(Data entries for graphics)
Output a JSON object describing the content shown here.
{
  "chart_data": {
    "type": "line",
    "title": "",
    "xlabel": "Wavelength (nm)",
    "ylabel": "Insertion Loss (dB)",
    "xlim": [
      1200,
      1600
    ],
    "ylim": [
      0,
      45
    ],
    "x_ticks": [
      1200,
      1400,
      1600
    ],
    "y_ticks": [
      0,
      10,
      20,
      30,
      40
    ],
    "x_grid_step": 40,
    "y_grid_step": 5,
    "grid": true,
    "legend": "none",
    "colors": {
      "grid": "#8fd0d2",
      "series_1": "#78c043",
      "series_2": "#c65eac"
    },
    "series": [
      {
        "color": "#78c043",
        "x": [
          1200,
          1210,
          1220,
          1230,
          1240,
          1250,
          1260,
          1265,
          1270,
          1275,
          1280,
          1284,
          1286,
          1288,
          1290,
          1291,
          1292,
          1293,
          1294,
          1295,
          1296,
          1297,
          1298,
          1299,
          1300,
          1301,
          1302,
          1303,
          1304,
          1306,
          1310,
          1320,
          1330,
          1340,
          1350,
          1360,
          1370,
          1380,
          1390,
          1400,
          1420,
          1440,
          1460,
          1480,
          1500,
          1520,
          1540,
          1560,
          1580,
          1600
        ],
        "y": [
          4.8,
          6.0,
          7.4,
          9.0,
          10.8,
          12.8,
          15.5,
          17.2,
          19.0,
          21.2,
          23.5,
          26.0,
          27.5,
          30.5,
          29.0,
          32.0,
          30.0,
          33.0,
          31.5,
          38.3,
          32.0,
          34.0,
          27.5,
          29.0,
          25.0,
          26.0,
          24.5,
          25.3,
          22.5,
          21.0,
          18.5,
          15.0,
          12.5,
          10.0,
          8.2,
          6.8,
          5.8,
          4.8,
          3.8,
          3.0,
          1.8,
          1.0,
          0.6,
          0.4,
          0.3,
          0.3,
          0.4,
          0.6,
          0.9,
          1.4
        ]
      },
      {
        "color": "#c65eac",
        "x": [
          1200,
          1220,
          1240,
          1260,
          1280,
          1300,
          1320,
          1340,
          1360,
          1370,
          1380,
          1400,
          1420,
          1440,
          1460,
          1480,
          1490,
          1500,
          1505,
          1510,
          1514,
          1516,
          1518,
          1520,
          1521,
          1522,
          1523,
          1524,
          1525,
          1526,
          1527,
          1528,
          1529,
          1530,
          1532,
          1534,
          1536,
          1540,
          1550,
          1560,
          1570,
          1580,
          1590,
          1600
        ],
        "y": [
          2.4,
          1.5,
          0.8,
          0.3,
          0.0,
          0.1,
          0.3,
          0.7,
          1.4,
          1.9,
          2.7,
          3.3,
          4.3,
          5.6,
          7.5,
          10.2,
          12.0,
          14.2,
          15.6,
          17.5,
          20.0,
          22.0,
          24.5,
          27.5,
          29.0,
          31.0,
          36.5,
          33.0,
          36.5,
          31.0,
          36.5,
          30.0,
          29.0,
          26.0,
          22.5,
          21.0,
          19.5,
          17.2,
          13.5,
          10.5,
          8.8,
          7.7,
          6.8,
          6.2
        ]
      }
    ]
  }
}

(What this task involves)
The listing above must be transcribed exactly, line by line.

(Final answer)
Output a JSON object describing the content shown here.
{
  "chart_data": {
    "type": "line",
    "title": "",
    "xlabel": "Wavelength (nm)",
    "ylabel": "Insertion Loss (dB)",
    "xlim": [
      1200,
      1600
    ],
    "ylim": [
      0,
      45
    ],
    "x_ticks": [
      1200,
      1400,
      1600
    ],
    "y_ticks": [
      0,
      10,
      20,
      30,
      40
    ],
    "x_grid_step": 40,
    "y_grid_step": 5,
    "grid": true,
    "legend": "none",
    "colors": {
      "grid": "#8fd0d2",
      "series_1": "#78c043",
      "series_2": "#c65eac"
    },
    "series": [
      {
        "color": "#78c043",
        "x": [
          1200,
          1210,
          1220,
          1230,
          1240,
          1250,
          1260,
          1265,
          1270,
          1275,
          1280,
          1284,
          1286,
          1288,
          1290,
          1291,
          1292,
          1293,
          1294,
          1295,
          1296,
          1297,
          1298,
          1299,
          1300,
          1301,
          1302,
          1303,
          1304,
          1306,
          1310,
          1320,
          1330,
          1340,
          1350,
          1360,
          1370,
          1380,
          1390,
          1400,
          1420,
          1440,
          1460,
          1480,
          1500,
          1520,
          1540,
          1560,
          1580,
          1600
        ],
        "y": [
          4.8,
          6.0,
          7.4,
          9.0,
          10.8,
          12.8,
          15.5,
          17.2,
          19.0,
          21.2,
          23.5,
          26.0,
          27.5,
          30.5,
          29.0,
          32.0,
          30.0,
          33.0,
          31.5,
          38.3,
          32.0,
          34.0,
          27.5,
          29.0,
          25.0,
          26.0,
          24.5,
          25.3,
          22.5,
          21.0,
          18.5,
          15.0,
          12.5,
          10.0,
          8.2,
          6.8,
          5.8,
          4.8,
          3.8,
          3.0,
          1.8,
          1.0,
          0.6,
          0.4,
          0.3,
          0.3,
          0.4,
          0.6,
          0.9,
          1.4
        ]
      },
      {
        "color": "#c65eac",
        "x": [
          1200,
          1220,
          1240,
          1260,
          1280,
          1300,
          1320,
          1340,
          1360,
          1370,
          1380,
          1400,
          1420,
          1440,
          1460,
          1480,
          1490,
          1500,
          1505,
          1510,
          1514,
          1516,
          1518,
          1520,
          1521,
          1522,
          1523,
          1524,
          1525,
          1526,
          1527,
          1528,
          1529,
          1530,
          1532,
          1534,
          1536,
          1540,
          1550,
          1560,
          1570,
          1580,
          1590,
          1600
        ],
        "y": [
          2.4,
          1.5,
          0.8,
          0.3,
          0.0,
          0.1,
          0.3,
          0.7,
          1.4,
          1.9,
          2.7,
          3.3,
          4.3,
          5.6,
          7.5,
          10.2,
          12.0,
          14.2,
          15.6,
          17.5,
          20.0,
          22.0,
          24.5,
          27.5,
          29.0,
          31.0,
          36.5,
          33.0,
          36.5,
          31.0,
          36.5,
          30.0,
          29.0,
          26.0,
          22.5,
          21.0,
          19.5,
          17.2,
          13.5,
          10.5,
          8.8,
          7.7,
          6.8,
          6.2
        ]
      }
    ]
  }
}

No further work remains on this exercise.